# INSTRUCTION
In the copy, include every entry exactly but none of the images.
==== DATA IN THIS EXERCISE
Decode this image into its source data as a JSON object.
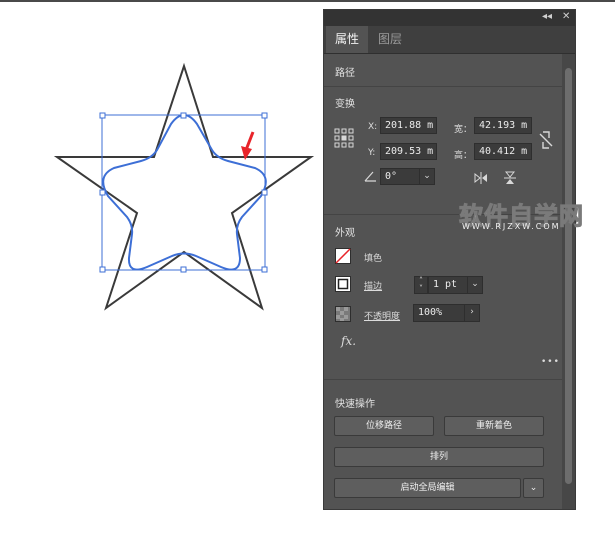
{
  "panel": {
    "tabs": [
      {
        "label": "属性"
      },
      {
        "label": "图层"
      }
    ],
    "titlebar": {
      "collapse": "◂◂",
      "close": "✕"
    },
    "path_section": {
      "title": "路径"
    },
    "transform": {
      "title": "变换",
      "x_label": "X:",
      "x_value": "201.88 m",
      "y_label": "Y:",
      "y_value": "209.53 m",
      "w_label": "宽：",
      "w_value": "42.193 m",
      "h_label": "高：",
      "h_value": "40.412 m",
      "angle_value": "0°"
    },
    "appearance": {
      "title": "外观",
      "fill_label": "填色",
      "stroke_label": "描边",
      "stroke_value": "1 pt",
      "opacity_label": "不透明度",
      "opacity_value": "100%",
      "fx_label": "fx.",
      "more": "•••"
    },
    "quick_actions": {
      "title": "快速操作",
      "offset_path": "位移路径",
      "recolor": "重新着色",
      "arrange": "排列",
      "global_edit": "启动全局编辑"
    }
  },
  "watermark": {
    "main": "软件自学网",
    "sub": "WWW.RJZXW.COM"
  },
  "colors": {
    "selection": "#3d6fd6",
    "outer_star": "#3a3a3a",
    "arrow": "#e8242a",
    "panel_bg": "#535353"
  }
}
========
# WRITTEN REPLY
Decode this image into its source data as a JSON object.
{
  "panel": {
    "tabs": [
      {
        "label": "属性"
      },
      {
        "label": "图层"
      }
    ],
    "titlebar": {
      "collapse": "◂◂",
      "close": "✕"
    },
    "path_section": {
      "title": "路径"
    },
    "transform": {
      "title": "变换",
      "x_label": "X:",
      "x_value": "201.88 m",
      "y_label": "Y:",
      "y_value": "209.53 m",
      "w_label": "宽：",
      "w_value": "42.193 m",
      "h_label": "高：",
      "h_value": "40.412 m",
      "angle_value": "0°"
    },
    "appearance": {
      "title": "外观",
      "fill_label": "填色",
      "stroke_label": "描边",
      "stroke_value": "1 pt",
      "opacity_label": "不透明度",
      "opacity_value": "100%",
      "fx_label": "fx.",
      "more": "•••"
    },
    "quick_actions": {
      "title": "快速操作",
      "offset_path": "位移路径",
      "recolor": "重新着色",
      "arrange": "排列",
      "global_edit": "启动全局编辑"
    }
  },
  "watermark": {
    "main": "软件自学网",
    "sub": "WWW.RJZXW.COM"
  },
  "colors": {
    "selection": "#3d6fd6",
    "outer_star": "#3a3a3a",
    "arrow": "#e8242a",
    "panel_bg": "#535353"
  }
}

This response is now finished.